Exercise objective -> Write out the entire listing below exactly as it appears, minus any pictures.

Dataset excerpt ->
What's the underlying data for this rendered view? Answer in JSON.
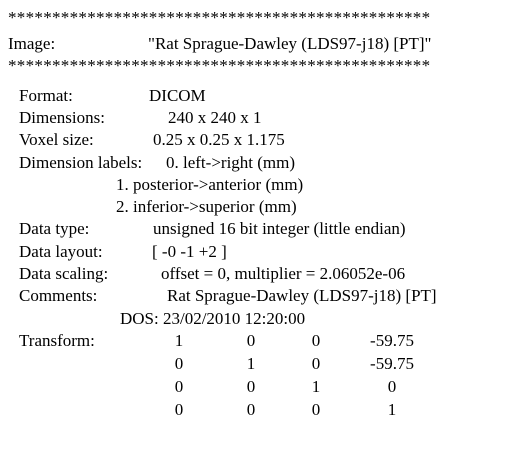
{
  "separator": "************************************************",
  "image_line": {
    "label": "Image:",
    "value": "\"Rat Sprague-Dawley (LDS97-j18) [PT]\""
  },
  "fields": {
    "format": {
      "label": "Format:",
      "value": "DICOM"
    },
    "dimensions": {
      "label": "Dimensions:",
      "value": "240 x 240 x 1"
    },
    "voxel_size": {
      "label": "Voxel size:",
      "value": "0.25 x 0.25 x 1.175"
    },
    "dimension_labels": {
      "label": "Dimension labels:",
      "values": [
        "0. left->right (mm)",
        "1. posterior->anterior (mm)",
        "2. inferior->superior (mm)"
      ]
    },
    "data_type": {
      "label": "Data type:",
      "value": "unsigned 16 bit integer (little endian)"
    },
    "data_layout": {
      "label": "Data layout:",
      "value": "[ -0 -1 +2 ]"
    },
    "data_scaling": {
      "label": "Data scaling:",
      "value": "offset = 0, multiplier = 2.06052e-06"
    },
    "comments": {
      "label": "Comments:",
      "values": [
        "Rat Sprague-Dawley (LDS97-j18) [PT]",
        "DOS: 23/02/2010 12:20:00"
      ]
    },
    "transform": {
      "label": "Transform:",
      "matrix": [
        [
          "1",
          "0",
          "0",
          "-59.75"
        ],
        [
          "0",
          "1",
          "0",
          "-59.75"
        ],
        [
          "0",
          "0",
          "1",
          "0"
        ],
        [
          "0",
          "0",
          "0",
          "1"
        ]
      ]
    }
  }
}
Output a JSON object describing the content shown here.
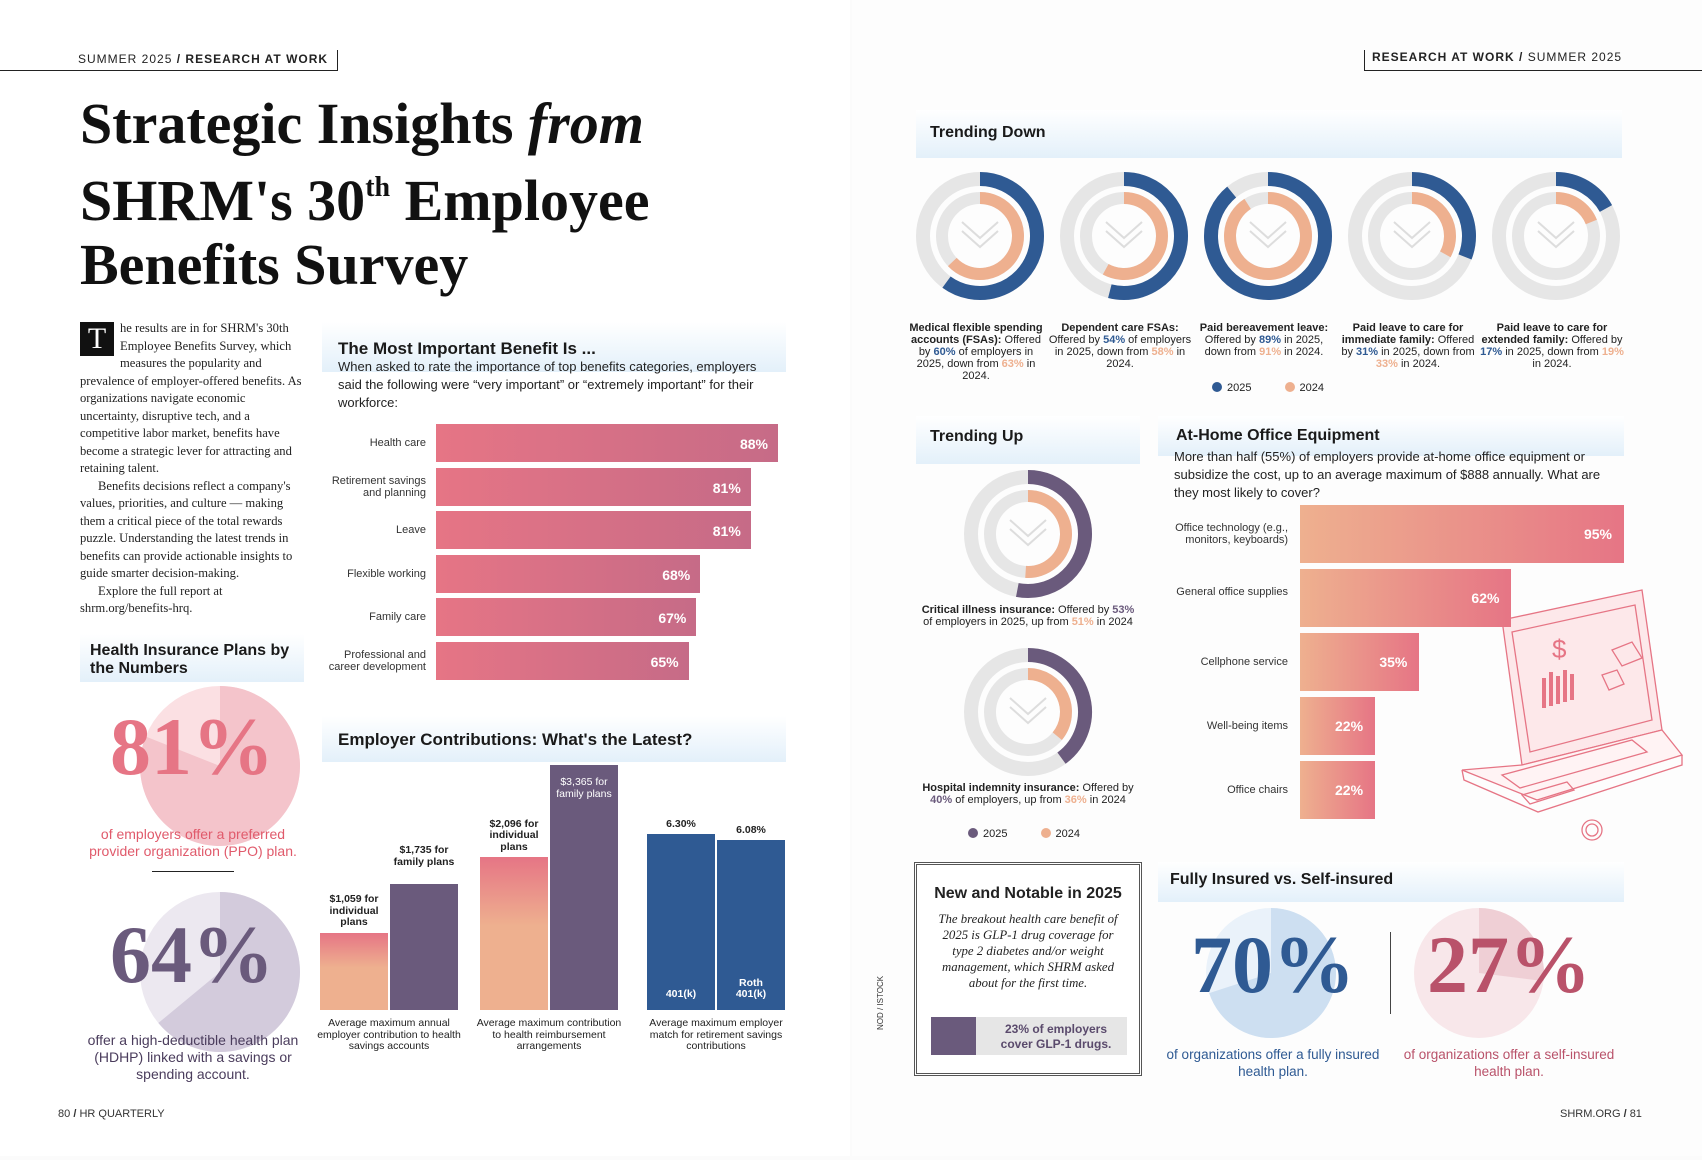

Answer to this exercise ->
What's the underlying data for this rendered view? Answer in JSON.
{
  "separator": "************************************************",
  "image_line": {
    "label": "Image:",
    "value": "\"Rat Sprague-Dawley (LDS97-j18) [PT]\""
  },
  "fields": {
    "format": {
      "label": "Format:",
      "value": "DICOM"
    },
    "dimensions": {
      "label": "Dimensions:",
      "value": "240 x 240 x 1"
    },
    "voxel_size": {
      "label": "Voxel size:",
      "value": "0.25 x 0.25 x 1.175"
    },
    "dimension_labels": {
      "label": "Dimension labels:",
      "values": [
        "0. left->right (mm)",
        "1. posterior->anterior (mm)",
        "2. inferior->superior (mm)"
      ]
    },
    "data_type": {
      "label": "Data type:",
      "value": "unsigned 16 bit integer (little endian)"
    },
    "data_layout": {
      "label": "Data layout:",
      "value": "[ -0 -1 +2 ]"
    },
    "data_scaling": {
      "label": "Data scaling:",
      "value": "offset = 0, multiplier = 2.06052e-06"
    },
    "comments": {
      "label": "Comments:",
      "values": [
        "Rat Sprague-Dawley (LDS97-j18) [PT]",
        "DOS: 23/02/2010 12:20:00"
      ]
    },
    "transform": {
      "label": "Transform:",
      "matrix": [
        [
          "1",
          "0",
          "0",
          "-59.75"
        ],
        [
          "0",
          "1",
          "0",
          "-59.75"
        ],
        [
          "0",
          "0",
          "1",
          "0"
        ],
        [
          "0",
          "0",
          "0",
          "1"
        ]
      ]
    }
  }
}
Output a JSON object describing the content shown here.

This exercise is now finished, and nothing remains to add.